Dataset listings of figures
******

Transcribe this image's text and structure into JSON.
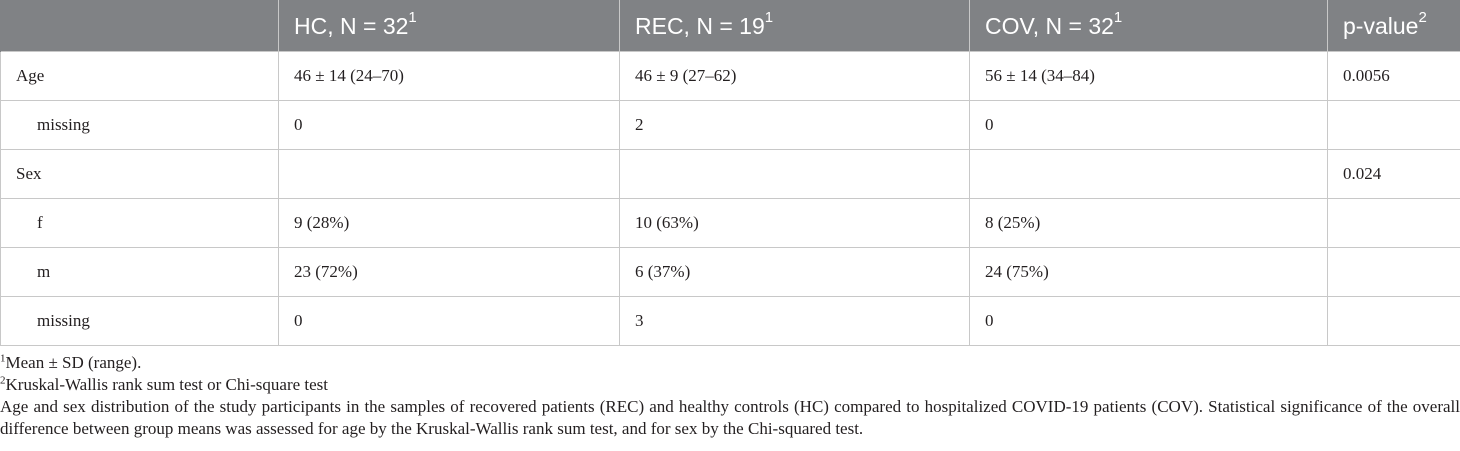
{
  "table": {
    "headers": [
      {
        "label": "",
        "sup": ""
      },
      {
        "label": "HC, N = 32",
        "sup": "1"
      },
      {
        "label": "REC, N = 19",
        "sup": "1"
      },
      {
        "label": "COV, N = 32",
        "sup": "1"
      },
      {
        "label": "p-value",
        "sup": "2"
      }
    ],
    "rows": [
      {
        "cells": [
          "Age",
          "46 ± 14 (24–70)",
          "46 ± 9 (27–62)",
          "56 ± 14 (34–84)",
          "0.0056"
        ]
      },
      {
        "cells": [
          "missing",
          "0",
          "2",
          "0",
          ""
        ]
      },
      {
        "cells": [
          "Sex",
          "",
          "",
          "",
          "0.024"
        ]
      },
      {
        "cells": [
          "f",
          "9 (28%)",
          "10 (63%)",
          "8 (25%)",
          ""
        ]
      },
      {
        "cells": [
          "m",
          "23 (72%)",
          "6 (37%)",
          "24 (75%)",
          ""
        ]
      },
      {
        "cells": [
          "missing",
          "0",
          "3",
          "0",
          ""
        ]
      }
    ]
  },
  "footnotes": [
    {
      "sup": "1",
      "text": "Mean ± SD (range)."
    },
    {
      "sup": "2",
      "text": "Kruskal-Wallis rank sum test or Chi-square test"
    }
  ],
  "caption": "Age and sex distribution of the study participants in the samples of recovered patients (REC) and healthy controls (HC) compared to hospitalized COVID-19 patients (COV). Statistical significance of the overall difference between group means was assessed for age by the Kruskal-Wallis rank sum test, and for sex by the Chi-squared test."
}
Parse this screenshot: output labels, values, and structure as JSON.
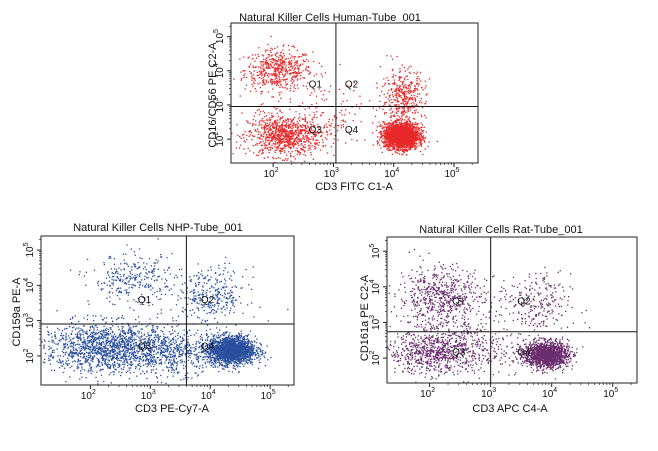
{
  "chart_data": [
    {
      "type": "scatter",
      "title": "Natural Killer Cells Human-Tube_001",
      "xlabel": "CD3 FITC C1-A",
      "ylabel": "CD16/CD56 PE C2-A",
      "xscale": "log",
      "yscale": "log",
      "xlim": [
        20,
        250000
      ],
      "ylim": [
        20,
        250000
      ],
      "xticks": [
        {
          "v": 100,
          "e": "2"
        },
        {
          "v": 1000,
          "e": "3"
        },
        {
          "v": 10000,
          "e": "4"
        },
        {
          "v": 100000,
          "e": "5"
        }
      ],
      "yticks": [
        {
          "v": 100,
          "e": "2"
        },
        {
          "v": 1000,
          "e": "3"
        },
        {
          "v": 10000,
          "e": "4"
        },
        {
          "v": 100000,
          "e": "5"
        }
      ],
      "gate": {
        "x": 1100,
        "y": 900
      },
      "quadrants": [
        {
          "label": "Q1",
          "x": 500,
          "y": 3200
        },
        {
          "label": "Q2",
          "x": 2000,
          "y": 3200
        },
        {
          "label": "Q3",
          "x": 500,
          "y": 150
        },
        {
          "label": "Q4",
          "x": 2000,
          "y": 150
        }
      ],
      "color": "#e8292a",
      "populations": [
        {
          "cx": 120,
          "cy": 11000,
          "sx": 0.28,
          "sy": 0.3,
          "n": 520
        },
        {
          "cx": 150,
          "cy": 130,
          "sx": 0.3,
          "sy": 0.3,
          "n": 900
        },
        {
          "cx": 13000,
          "cy": 130,
          "sx": 0.14,
          "sy": 0.18,
          "n": 2600
        },
        {
          "cx": 14000,
          "cy": 1500,
          "sx": 0.18,
          "sy": 0.45,
          "n": 420
        },
        {
          "cx": 800,
          "cy": 500,
          "sx": 0.6,
          "sy": 0.55,
          "n": 160
        }
      ]
    },
    {
      "type": "scatter",
      "title": "Natural Killer Cells NHP-Tube_001",
      "xlabel": "CD3 PE-Cy7-A",
      "ylabel": "CD159a PE-A",
      "xscale": "log",
      "yscale": "log",
      "xlim": [
        15,
        250000
      ],
      "ylim": [
        15,
        250000
      ],
      "xticks": [
        {
          "v": 100,
          "e": "2"
        },
        {
          "v": 1000,
          "e": "3"
        },
        {
          "v": 10000,
          "e": "4"
        },
        {
          "v": 100000,
          "e": "5"
        }
      ],
      "yticks": [
        {
          "v": 100,
          "e": "2"
        },
        {
          "v": 1000,
          "e": "3"
        },
        {
          "v": 10000,
          "e": "4"
        },
        {
          "v": 100000,
          "e": "5"
        }
      ],
      "gate": {
        "x": 4000,
        "y": 800
      },
      "quadrants": [
        {
          "label": "Q1",
          "x": 800,
          "y": 3200
        },
        {
          "label": "Q2",
          "x": 9000,
          "y": 3200
        },
        {
          "label": "Q3",
          "x": 800,
          "y": 150
        },
        {
          "label": "Q4",
          "x": 9000,
          "y": 150
        }
      ],
      "color": "#2a4f9e",
      "populations": [
        {
          "cx": 500,
          "cy": 15000,
          "sx": 0.35,
          "sy": 0.35,
          "n": 280
        },
        {
          "cx": 200,
          "cy": 180,
          "sx": 0.55,
          "sy": 0.35,
          "n": 1500
        },
        {
          "cx": 22000,
          "cy": 150,
          "sx": 0.2,
          "sy": 0.2,
          "n": 1900
        },
        {
          "cx": 10000,
          "cy": 5000,
          "sx": 0.3,
          "sy": 0.4,
          "n": 320
        },
        {
          "cx": 2500,
          "cy": 120,
          "sx": 0.35,
          "sy": 0.3,
          "n": 400
        }
      ]
    },
    {
      "type": "scatter",
      "title": "Natural Killer Cells Rat-Tube_001",
      "xlabel": "CD3 APC C4-A",
      "ylabel": "CD161a PE C2-A",
      "xscale": "log",
      "yscale": "log",
      "xlim": [
        20,
        250000
      ],
      "ylim": [
        20,
        250000
      ],
      "xticks": [
        {
          "v": 100,
          "e": "2"
        },
        {
          "v": 1000,
          "e": "3"
        },
        {
          "v": 10000,
          "e": "4"
        },
        {
          "v": 100000,
          "e": "5"
        }
      ],
      "yticks": [
        {
          "v": 100,
          "e": "2"
        },
        {
          "v": 1000,
          "e": "3"
        },
        {
          "v": 10000,
          "e": "4"
        },
        {
          "v": 100000,
          "e": "5"
        }
      ],
      "gate": {
        "x": 1000,
        "y": 550
      },
      "quadrants": [
        {
          "label": "Q1",
          "x": 300,
          "y": 3200
        },
        {
          "label": "Q2",
          "x": 3500,
          "y": 3200
        },
        {
          "label": "Q3",
          "x": 300,
          "y": 120
        },
        {
          "label": "Q4",
          "x": 3500,
          "y": 120
        }
      ],
      "color": "#6b2d6e",
      "populations": [
        {
          "cx": 150,
          "cy": 5000,
          "sx": 0.35,
          "sy": 0.45,
          "n": 620
        },
        {
          "cx": 120,
          "cy": 150,
          "sx": 0.4,
          "sy": 0.3,
          "n": 700
        },
        {
          "cx": 8000,
          "cy": 130,
          "sx": 0.18,
          "sy": 0.18,
          "n": 1500
        },
        {
          "cx": 5000,
          "cy": 3000,
          "sx": 0.3,
          "sy": 0.45,
          "n": 260
        },
        {
          "cx": 600,
          "cy": 200,
          "sx": 0.45,
          "sy": 0.4,
          "n": 220
        }
      ]
    }
  ]
}
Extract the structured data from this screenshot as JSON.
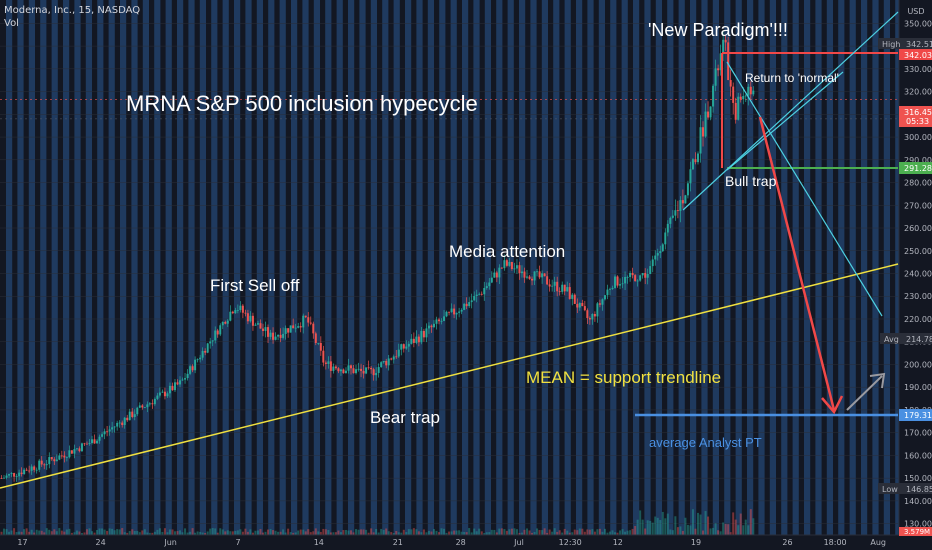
{
  "header": {
    "symbol_line": "Moderna, Inc., 15, NASDAQ",
    "vol_label": "Vol"
  },
  "price_axis": {
    "currency": "USD",
    "ticks": [
      "350.00",
      "340.00",
      "330.00",
      "320.00",
      "310.00",
      "300.00",
      "290.00",
      "280.00",
      "270.00",
      "260.00",
      "250.00",
      "240.00",
      "230.00",
      "220.00",
      "210.00",
      "200.00",
      "190.00",
      "180.00",
      "170.00",
      "160.00",
      "150.00",
      "140.00",
      "130.00"
    ],
    "badges": {
      "high": {
        "label": "High",
        "value": "342.51"
      },
      "red_level": "342.03",
      "last_price": "316.45",
      "countdown": "05:33",
      "green_level": "291.28",
      "avg": {
        "label": "Avg",
        "value": "214.78"
      },
      "blue_level": "179.31",
      "low": {
        "label": "Low",
        "value": "146.85"
      },
      "vol_level": "3.579M"
    }
  },
  "time_axis": {
    "ticks": [
      "17",
      "24",
      "Jun",
      "7",
      "14",
      "21",
      "28",
      "Jul",
      "12:30",
      "12",
      "19",
      "26",
      "18:00",
      "Aug"
    ]
  },
  "annotations": {
    "title": "MRNA S&P 500 inclusion hypecycle",
    "new_paradigm": "'New Paradigm'!!!",
    "return_normal": "Return to 'normal'",
    "bull_trap": "Bull trap",
    "media_attention": "Media attention",
    "first_selloff": "First Sell off",
    "bear_trap": "Bear trap",
    "mean_line": "MEAN = support trendline",
    "analyst_pt": "average Analyst PT"
  },
  "colors": {
    "background": "#131722",
    "stripe": "#1f3a5f",
    "up": "#26a69a",
    "down": "#ef5350",
    "trendline": "#f0e040",
    "red_line": "#f04848",
    "cyan_line": "#4dd0e1",
    "green_level": "#4caf50",
    "blue_level": "#4a90e2",
    "mean_text": "#f0e040",
    "analyst_text": "#4a90e2"
  },
  "chart_data": {
    "type": "candlestick",
    "title": "MRNA S&P 500 inclusion hypecycle",
    "ylim": [
      125,
      355
    ],
    "trendline": {
      "start": 148,
      "end": 248
    },
    "levels": {
      "high": 342.03,
      "bull_trap": 291.28,
      "analyst_pt": 179.31
    },
    "path": [
      [
        0,
        150
      ],
      [
        0.05,
        157
      ],
      [
        0.1,
        166
      ],
      [
        0.16,
        182
      ],
      [
        0.2,
        192
      ],
      [
        0.26,
        226
      ],
      [
        0.3,
        212
      ],
      [
        0.34,
        220
      ],
      [
        0.36,
        200
      ],
      [
        0.41,
        196
      ],
      [
        0.45,
        208
      ],
      [
        0.5,
        222
      ],
      [
        0.53,
        230
      ],
      [
        0.56,
        244
      ],
      [
        0.6,
        238
      ],
      [
        0.63,
        232
      ],
      [
        0.655,
        219
      ],
      [
        0.68,
        236
      ],
      [
        0.72,
        240
      ],
      [
        0.74,
        258
      ],
      [
        0.76,
        275
      ],
      [
        0.775,
        295
      ],
      [
        0.79,
        318
      ],
      [
        0.805,
        342
      ],
      [
        0.815,
        310
      ],
      [
        0.83,
        322
      ],
      [
        0.84,
        316
      ]
    ]
  }
}
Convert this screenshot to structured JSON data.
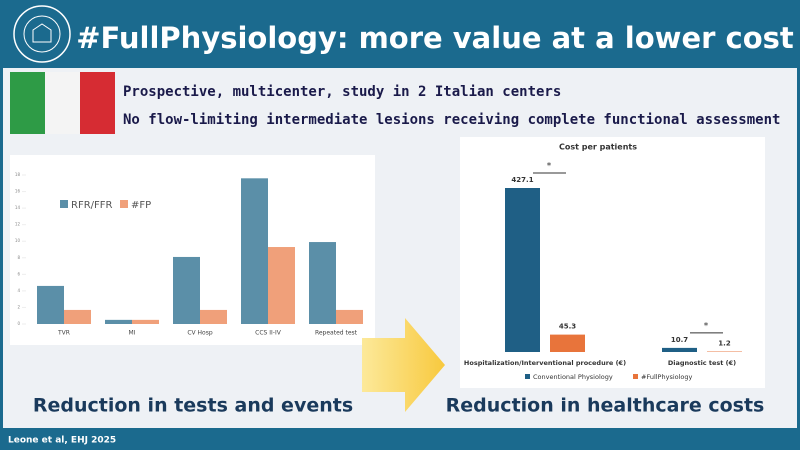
{
  "header": {
    "title": "#FullPhysiology: more value at a lower cost"
  },
  "study_points": [
    "Prospective, multicenter, study in 2 Italian centers",
    "No flow-limiting intermediate lesions receiving complete functional assessment"
  ],
  "chart_data": [
    {
      "type": "bar",
      "categories": [
        "TVR",
        "MI",
        "CV Hosp",
        "CCS II-IV",
        "Repeated test"
      ],
      "series": [
        {
          "name": "RFR/FFR",
          "color": "#5b8fa8",
          "values": [
            4.6,
            0.5,
            8.1,
            17.6,
            9.9
          ]
        },
        {
          "name": "#FP",
          "color": "#f0a07a",
          "values": [
            1.7,
            0.5,
            1.7,
            9.3,
            1.7
          ]
        }
      ],
      "ylim": [
        0,
        18
      ],
      "yticks": [
        0,
        2,
        4,
        6,
        8,
        10,
        12,
        14,
        16,
        18
      ],
      "legend": "top-left"
    },
    {
      "type": "bar",
      "title": "Cost per patients",
      "categories": [
        "Hospitalization/Interventional procedure (€)",
        "Diagnostic test (€)"
      ],
      "series": [
        {
          "name": "Conventional Physiology",
          "color": "#1f5f85",
          "values": [
            427.1,
            10.7
          ]
        },
        {
          "name": "#FullPhysiology",
          "color": "#e8743b",
          "values": [
            45.3,
            1.2
          ]
        }
      ],
      "annotations": [
        "*",
        "*"
      ],
      "legend": "bottom"
    }
  ],
  "captions": [
    "Reduction in tests and events",
    "Reduction in healthcare costs"
  ],
  "footer": "Leone et al, EHJ 2025"
}
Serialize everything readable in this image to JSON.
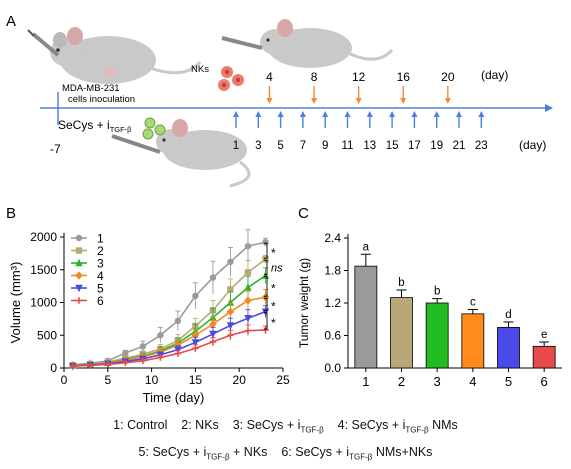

******

Work task —
From the records above, copy every line that includes the word "JSON".

Result of this task —
Transcribe this image's text and structure into JSON.
Parse this screenshot: output labels, values, and structure as JSON.
Extract the structured data from this screenshot as JSON.
Convert this screenshot to structured JSON data.
Serialize everything readable in this image to JSON.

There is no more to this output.